_Problem to work on_
Without the images, write out the whole listing exactly.

-- START OF Excerpted records --

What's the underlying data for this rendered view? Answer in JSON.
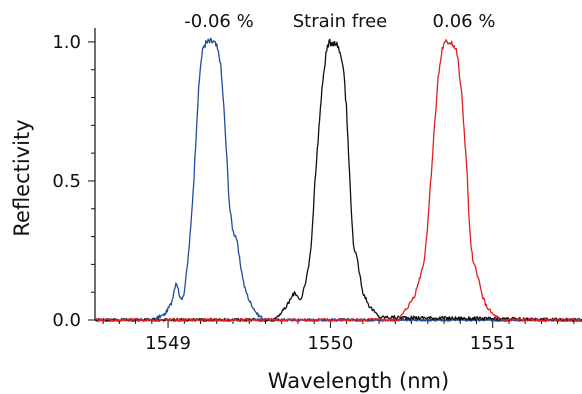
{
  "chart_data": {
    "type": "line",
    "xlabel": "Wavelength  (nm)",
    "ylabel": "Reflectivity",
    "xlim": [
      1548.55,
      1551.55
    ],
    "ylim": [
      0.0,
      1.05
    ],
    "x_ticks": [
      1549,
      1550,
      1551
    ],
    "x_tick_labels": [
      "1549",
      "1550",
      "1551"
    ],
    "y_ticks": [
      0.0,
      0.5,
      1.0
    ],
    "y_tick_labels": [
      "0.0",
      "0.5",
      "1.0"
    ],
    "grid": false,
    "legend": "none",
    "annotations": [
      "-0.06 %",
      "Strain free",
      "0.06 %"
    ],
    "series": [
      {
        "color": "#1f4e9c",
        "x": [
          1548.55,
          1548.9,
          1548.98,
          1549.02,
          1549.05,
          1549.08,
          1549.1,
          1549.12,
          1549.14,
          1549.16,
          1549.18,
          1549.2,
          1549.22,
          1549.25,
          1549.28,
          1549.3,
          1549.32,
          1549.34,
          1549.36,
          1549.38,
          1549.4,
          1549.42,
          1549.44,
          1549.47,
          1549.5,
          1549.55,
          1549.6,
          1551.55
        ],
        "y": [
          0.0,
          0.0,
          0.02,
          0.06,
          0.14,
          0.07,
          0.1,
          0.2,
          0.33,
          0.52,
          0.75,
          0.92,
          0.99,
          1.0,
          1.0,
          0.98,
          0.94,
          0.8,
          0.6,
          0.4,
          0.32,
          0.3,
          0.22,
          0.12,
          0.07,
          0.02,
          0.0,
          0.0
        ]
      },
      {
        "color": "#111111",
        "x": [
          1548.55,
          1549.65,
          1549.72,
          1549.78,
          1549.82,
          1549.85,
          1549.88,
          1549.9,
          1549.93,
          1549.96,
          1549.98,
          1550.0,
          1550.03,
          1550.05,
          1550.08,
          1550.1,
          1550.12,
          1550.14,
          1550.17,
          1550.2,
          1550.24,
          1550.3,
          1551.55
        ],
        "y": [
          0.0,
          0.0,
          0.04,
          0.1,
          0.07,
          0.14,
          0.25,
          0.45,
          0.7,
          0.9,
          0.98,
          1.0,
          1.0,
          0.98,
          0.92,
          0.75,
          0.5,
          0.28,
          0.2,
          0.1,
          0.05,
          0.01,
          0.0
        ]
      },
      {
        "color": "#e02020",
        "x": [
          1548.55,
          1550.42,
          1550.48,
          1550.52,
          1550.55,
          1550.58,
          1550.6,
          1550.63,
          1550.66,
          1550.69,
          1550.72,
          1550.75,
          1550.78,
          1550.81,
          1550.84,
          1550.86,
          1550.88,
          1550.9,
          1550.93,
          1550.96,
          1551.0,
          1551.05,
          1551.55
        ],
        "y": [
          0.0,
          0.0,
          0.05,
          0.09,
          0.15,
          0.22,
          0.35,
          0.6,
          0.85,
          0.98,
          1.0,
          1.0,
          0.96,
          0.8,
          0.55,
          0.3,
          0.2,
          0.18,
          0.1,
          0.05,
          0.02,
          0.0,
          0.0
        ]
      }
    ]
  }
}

-- END OF Excerpted records --

_Task answer_
What's the underlying data for this rendered view? Answer in JSON.
{
  "chart_data": {
    "type": "line",
    "xlabel": "Wavelength  (nm)",
    "ylabel": "Reflectivity",
    "xlim": [
      1548.55,
      1551.55
    ],
    "ylim": [
      0.0,
      1.05
    ],
    "x_ticks": [
      1549,
      1550,
      1551
    ],
    "x_tick_labels": [
      "1549",
      "1550",
      "1551"
    ],
    "y_ticks": [
      0.0,
      0.5,
      1.0
    ],
    "y_tick_labels": [
      "0.0",
      "0.5",
      "1.0"
    ],
    "grid": false,
    "legend": "none",
    "annotations": [
      "-0.06 %",
      "Strain free",
      "0.06 %"
    ],
    "series": [
      {
        "color": "#1f4e9c",
        "x": [
          1548.55,
          1548.9,
          1548.98,
          1549.02,
          1549.05,
          1549.08,
          1549.1,
          1549.12,
          1549.14,
          1549.16,
          1549.18,
          1549.2,
          1549.22,
          1549.25,
          1549.28,
          1549.3,
          1549.32,
          1549.34,
          1549.36,
          1549.38,
          1549.4,
          1549.42,
          1549.44,
          1549.47,
          1549.5,
          1549.55,
          1549.6,
          1551.55
        ],
        "y": [
          0.0,
          0.0,
          0.02,
          0.06,
          0.14,
          0.07,
          0.1,
          0.2,
          0.33,
          0.52,
          0.75,
          0.92,
          0.99,
          1.0,
          1.0,
          0.98,
          0.94,
          0.8,
          0.6,
          0.4,
          0.32,
          0.3,
          0.22,
          0.12,
          0.07,
          0.02,
          0.0,
          0.0
        ]
      },
      {
        "color": "#111111",
        "x": [
          1548.55,
          1549.65,
          1549.72,
          1549.78,
          1549.82,
          1549.85,
          1549.88,
          1549.9,
          1549.93,
          1549.96,
          1549.98,
          1550.0,
          1550.03,
          1550.05,
          1550.08,
          1550.1,
          1550.12,
          1550.14,
          1550.17,
          1550.2,
          1550.24,
          1550.3,
          1551.55
        ],
        "y": [
          0.0,
          0.0,
          0.04,
          0.1,
          0.07,
          0.14,
          0.25,
          0.45,
          0.7,
          0.9,
          0.98,
          1.0,
          1.0,
          0.98,
          0.92,
          0.75,
          0.5,
          0.28,
          0.2,
          0.1,
          0.05,
          0.01,
          0.0
        ]
      },
      {
        "color": "#e02020",
        "x": [
          1548.55,
          1550.42,
          1550.48,
          1550.52,
          1550.55,
          1550.58,
          1550.6,
          1550.63,
          1550.66,
          1550.69,
          1550.72,
          1550.75,
          1550.78,
          1550.81,
          1550.84,
          1550.86,
          1550.88,
          1550.9,
          1550.93,
          1550.96,
          1551.0,
          1551.05,
          1551.55
        ],
        "y": [
          0.0,
          0.0,
          0.05,
          0.09,
          0.15,
          0.22,
          0.35,
          0.6,
          0.85,
          0.98,
          1.0,
          1.0,
          0.96,
          0.8,
          0.55,
          0.3,
          0.2,
          0.18,
          0.1,
          0.05,
          0.02,
          0.0,
          0.0
        ]
      }
    ]
  }
}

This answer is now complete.